### Request
Collect from the data below each line with "JSON".

### Input material
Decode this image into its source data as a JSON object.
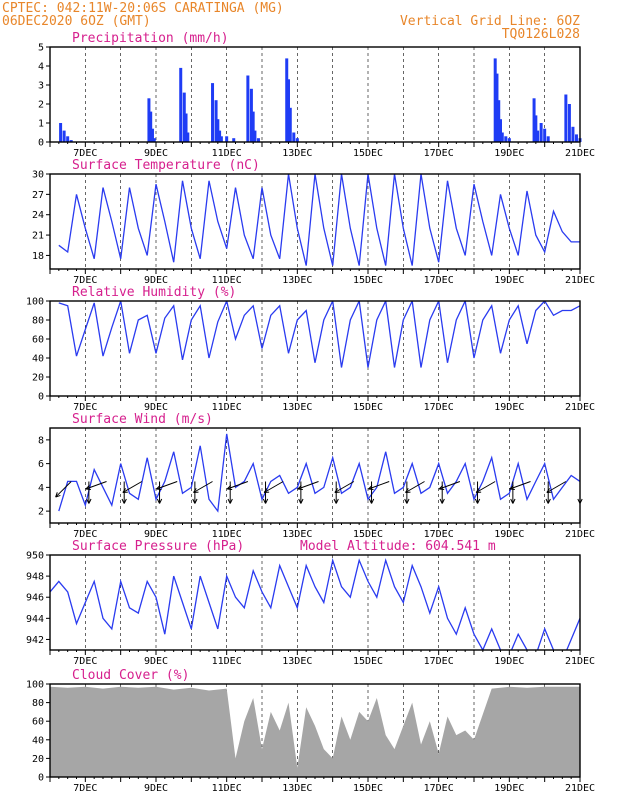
{
  "header": {
    "line1": "CPTEC:   042:11W-20:06S   CARATINGA (MG)",
    "line2": "06DEC2020 6OZ (GMT)",
    "grid_note": "Vertical Grid Line: 6OZ",
    "code": "TQ0126L028"
  },
  "colors": {
    "header": "#e8862a",
    "title": "#d6208e",
    "line": "#2a3bf0",
    "bar": "#1f3cf5",
    "cloud": "#a6a6a6"
  },
  "x_dates": [
    "7DEC",
    "9DEC",
    "11DEC",
    "13DEC",
    "15DEC",
    "17DEC",
    "19DEC",
    "21DEC"
  ],
  "chart_data": [
    {
      "type": "bar",
      "title": "Precipitation (mm/h)",
      "ylim": [
        0,
        5
      ],
      "yticks": [
        0,
        1,
        2,
        3,
        4,
        5
      ],
      "x_unit": "day of December 2020",
      "x": [
        6.3,
        6.4,
        6.5,
        6.6,
        8.8,
        8.85,
        8.9,
        8.95,
        9.7,
        9.8,
        9.85,
        9.9,
        10.6,
        10.7,
        10.75,
        10.8,
        10.85,
        11.0,
        11.2,
        11.6,
        11.7,
        11.75,
        11.8,
        11.9,
        12.7,
        12.75,
        12.8,
        12.9,
        13.0,
        18.6,
        18.65,
        18.7,
        18.75,
        18.8,
        18.9,
        19.0,
        19.7,
        19.75,
        19.8,
        19.9,
        20.0,
        20.1,
        20.6,
        20.7,
        20.8,
        20.9,
        21.0
      ],
      "values": [
        1.0,
        0.6,
        0.3,
        0.1,
        2.3,
        1.6,
        0.7,
        0.2,
        3.9,
        2.6,
        1.5,
        0.5,
        3.1,
        2.2,
        1.2,
        0.6,
        0.3,
        0.3,
        0.2,
        3.5,
        2.8,
        1.6,
        0.6,
        0.2,
        4.4,
        3.3,
        1.8,
        0.5,
        0.2,
        4.4,
        3.6,
        2.2,
        1.2,
        0.5,
        0.3,
        0.2,
        2.3,
        1.4,
        0.6,
        1.0,
        0.7,
        0.3,
        2.5,
        2.0,
        0.8,
        0.4,
        0.2
      ]
    },
    {
      "type": "line",
      "title": "Surface Temperature (nC)",
      "ylim": [
        16,
        30
      ],
      "yticks": [
        18,
        21,
        24,
        27,
        30
      ],
      "x_unit": "day of December 2020",
      "x": [
        6.25,
        6.5,
        6.75,
        7.0,
        7.25,
        7.5,
        7.75,
        8.0,
        8.25,
        8.5,
        8.75,
        9.0,
        9.25,
        9.5,
        9.75,
        10.0,
        10.25,
        10.5,
        10.75,
        11.0,
        11.25,
        11.5,
        11.75,
        12.0,
        12.25,
        12.5,
        12.75,
        13.0,
        13.25,
        13.5,
        13.75,
        14.0,
        14.25,
        14.5,
        14.75,
        15.0,
        15.25,
        15.5,
        15.75,
        16.0,
        16.25,
        16.5,
        16.75,
        17.0,
        17.25,
        17.5,
        17.75,
        18.0,
        18.25,
        18.5,
        18.75,
        19.0,
        19.25,
        19.5,
        19.75,
        20.0,
        20.25,
        20.5,
        20.75,
        21.0
      ],
      "values": [
        19.5,
        18.5,
        27.0,
        22.0,
        17.5,
        28.0,
        23.0,
        17.5,
        28.0,
        22.0,
        18.0,
        28.5,
        23.0,
        17.0,
        29.0,
        22.0,
        17.5,
        29.0,
        23.0,
        19.0,
        28.0,
        21.0,
        17.5,
        28.0,
        21.0,
        17.5,
        30.0,
        22.0,
        16.5,
        30.0,
        22.0,
        16.5,
        30.0,
        22.0,
        16.5,
        30.0,
        22.0,
        16.5,
        30.0,
        22.0,
        16.5,
        30.0,
        22.0,
        17.0,
        29.0,
        22.0,
        18.0,
        28.5,
        23.0,
        18.0,
        27.0,
        22.0,
        18.0,
        27.5,
        21.0,
        18.5,
        24.5,
        21.5,
        20.0,
        20.0
      ]
    },
    {
      "type": "line",
      "title": "Relative Humidity (%)",
      "ylim": [
        0,
        100
      ],
      "yticks": [
        0,
        20,
        40,
        60,
        80,
        100
      ],
      "x_unit": "day of December 2020",
      "x": [
        6.25,
        6.5,
        6.75,
        7.0,
        7.25,
        7.5,
        7.75,
        8.0,
        8.25,
        8.5,
        8.75,
        9.0,
        9.25,
        9.5,
        9.75,
        10.0,
        10.25,
        10.5,
        10.75,
        11.0,
        11.25,
        11.5,
        11.75,
        12.0,
        12.25,
        12.5,
        12.75,
        13.0,
        13.25,
        13.5,
        13.75,
        14.0,
        14.25,
        14.5,
        14.75,
        15.0,
        15.25,
        15.5,
        15.75,
        16.0,
        16.25,
        16.5,
        16.75,
        17.0,
        17.25,
        17.5,
        17.75,
        18.0,
        18.25,
        18.5,
        18.75,
        19.0,
        19.25,
        19.5,
        19.75,
        20.0,
        20.25,
        20.5,
        20.75,
        21.0
      ],
      "values": [
        98,
        95,
        42,
        70,
        98,
        42,
        72,
        100,
        45,
        80,
        85,
        45,
        82,
        95,
        38,
        80,
        95,
        40,
        78,
        100,
        60,
        85,
        95,
        50,
        85,
        95,
        45,
        80,
        90,
        35,
        80,
        100,
        30,
        80,
        100,
        30,
        80,
        100,
        30,
        80,
        100,
        30,
        80,
        100,
        35,
        80,
        100,
        40,
        80,
        95,
        45,
        80,
        95,
        55,
        90,
        100,
        85,
        90,
        90,
        95
      ]
    },
    {
      "type": "line",
      "title": "Surface Wind (m/s)",
      "ylim": [
        1,
        9
      ],
      "yticks": [
        2,
        4,
        6,
        8
      ],
      "x_unit": "day of December 2020",
      "x": [
        6.25,
        6.5,
        6.75,
        7.0,
        7.25,
        7.5,
        7.75,
        8.0,
        8.25,
        8.5,
        8.75,
        9.0,
        9.25,
        9.5,
        9.75,
        10.0,
        10.25,
        10.5,
        10.75,
        11.0,
        11.25,
        11.5,
        11.75,
        12.0,
        12.25,
        12.5,
        12.75,
        13.0,
        13.25,
        13.5,
        13.75,
        14.0,
        14.25,
        14.5,
        14.75,
        15.0,
        15.25,
        15.5,
        15.75,
        16.0,
        16.25,
        16.5,
        16.75,
        17.0,
        17.25,
        17.5,
        17.75,
        18.0,
        18.25,
        18.5,
        18.75,
        19.0,
        19.25,
        19.5,
        19.75,
        20.0,
        20.25,
        20.5,
        20.75,
        21.0
      ],
      "values": [
        2.0,
        4.5,
        4.5,
        2.5,
        5.5,
        4.0,
        2.5,
        6.0,
        3.5,
        3.0,
        6.5,
        3.0,
        4.5,
        7.0,
        3.5,
        4.0,
        7.5,
        3.0,
        2.0,
        8.5,
        4.0,
        4.5,
        6.0,
        3.0,
        4.5,
        5.0,
        3.5,
        4.0,
        6.0,
        3.5,
        4.0,
        6.5,
        3.5,
        4.0,
        6.0,
        3.0,
        4.0,
        7.0,
        3.5,
        4.0,
        6.0,
        3.5,
        4.0,
        6.0,
        3.5,
        4.5,
        6.0,
        3.0,
        4.5,
        6.5,
        3.0,
        3.5,
        6.0,
        3.0,
        4.5,
        6.0,
        3.0,
        4.0,
        5.0,
        4.5
      ],
      "arrows_x": [
        6.6,
        7.1,
        7.6,
        8.1,
        8.6,
        9.1,
        9.6,
        10.1,
        10.6,
        11.1,
        11.6,
        12.1,
        12.6,
        13.1,
        13.6,
        14.1,
        14.6,
        15.1,
        15.6,
        16.1,
        16.6,
        17.1,
        17.6,
        18.1,
        18.6,
        19.1,
        19.6,
        20.1,
        20.6,
        21.0
      ],
      "arrows_dir_deg": [
        225,
        270,
        200,
        270,
        210,
        270,
        200,
        270,
        210,
        270,
        200,
        270,
        210,
        270,
        200,
        270,
        210,
        270,
        200,
        270,
        210,
        270,
        200,
        270,
        210,
        270,
        200,
        270,
        210,
        270
      ]
    },
    {
      "type": "line",
      "title": "Surface Pressure (hPa)",
      "annotation": "Model Altitude: 604.541 m",
      "ylim": [
        941,
        950
      ],
      "yticks": [
        942,
        944,
        946,
        948,
        950
      ],
      "x_unit": "day of December 2020",
      "x": [
        6.0,
        6.25,
        6.5,
        6.75,
        7.0,
        7.25,
        7.5,
        7.75,
        8.0,
        8.25,
        8.5,
        8.75,
        9.0,
        9.25,
        9.5,
        9.75,
        10.0,
        10.25,
        10.5,
        10.75,
        11.0,
        11.25,
        11.5,
        11.75,
        12.0,
        12.25,
        12.5,
        12.75,
        13.0,
        13.25,
        13.5,
        13.75,
        14.0,
        14.25,
        14.5,
        14.75,
        15.0,
        15.25,
        15.5,
        15.75,
        16.0,
        16.25,
        16.5,
        16.75,
        17.0,
        17.25,
        17.5,
        17.75,
        18.0,
        18.25,
        18.5,
        18.75,
        19.0,
        19.25,
        19.5,
        19.75,
        20.0,
        20.25,
        20.5,
        20.75,
        21.0
      ],
      "values": [
        946.5,
        947.5,
        946.5,
        943.5,
        945.5,
        947.5,
        944.0,
        943.0,
        947.5,
        945.0,
        944.5,
        947.5,
        946.0,
        942.5,
        948.0,
        945.5,
        943.0,
        948.0,
        945.5,
        943.0,
        948.0,
        946.0,
        945.0,
        948.5,
        946.5,
        945.0,
        949.0,
        947.0,
        945.0,
        949.0,
        947.0,
        945.5,
        949.5,
        947.0,
        946.0,
        949.5,
        947.5,
        946.0,
        949.5,
        947.0,
        945.5,
        949.0,
        947.0,
        944.5,
        947.0,
        944.0,
        942.5,
        945.0,
        942.5,
        941.0,
        943.0,
        941.0,
        940.5,
        942.5,
        941.0,
        940.5,
        943.0,
        941.0,
        940.0,
        942.0,
        944.0
      ]
    },
    {
      "type": "area",
      "title": "Cloud Cover (%)",
      "ylim": [
        0,
        100
      ],
      "yticks": [
        0,
        20,
        40,
        60,
        80,
        100
      ],
      "x_unit": "day of December 2020",
      "x": [
        6.0,
        6.5,
        7.0,
        7.5,
        8.0,
        8.5,
        9.0,
        9.5,
        10.0,
        10.5,
        11.0,
        11.25,
        11.5,
        11.75,
        12.0,
        12.25,
        12.5,
        12.75,
        13.0,
        13.25,
        13.5,
        13.75,
        14.0,
        14.25,
        14.5,
        14.75,
        15.0,
        15.25,
        15.5,
        15.75,
        16.0,
        16.25,
        16.5,
        16.75,
        17.0,
        17.25,
        17.5,
        17.75,
        18.0,
        18.5,
        19.0,
        19.5,
        20.0,
        20.5,
        21.0
      ],
      "values": [
        97,
        96,
        97,
        95,
        97,
        96,
        97,
        94,
        96,
        93,
        95,
        20,
        60,
        85,
        30,
        70,
        50,
        80,
        10,
        75,
        55,
        30,
        20,
        65,
        40,
        70,
        60,
        85,
        45,
        30,
        55,
        80,
        35,
        60,
        25,
        65,
        45,
        50,
        40,
        95,
        97,
        96,
        97,
        97,
        97
      ]
    }
  ]
}
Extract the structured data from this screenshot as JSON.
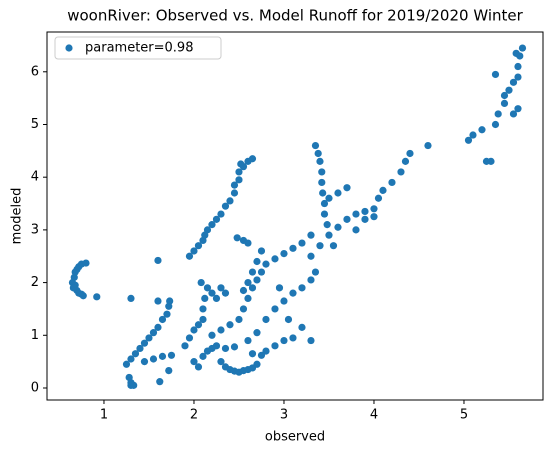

### Correct result
Decode this image into its source data as a JSON object.
Extract the structured data from this screenshot as JSON.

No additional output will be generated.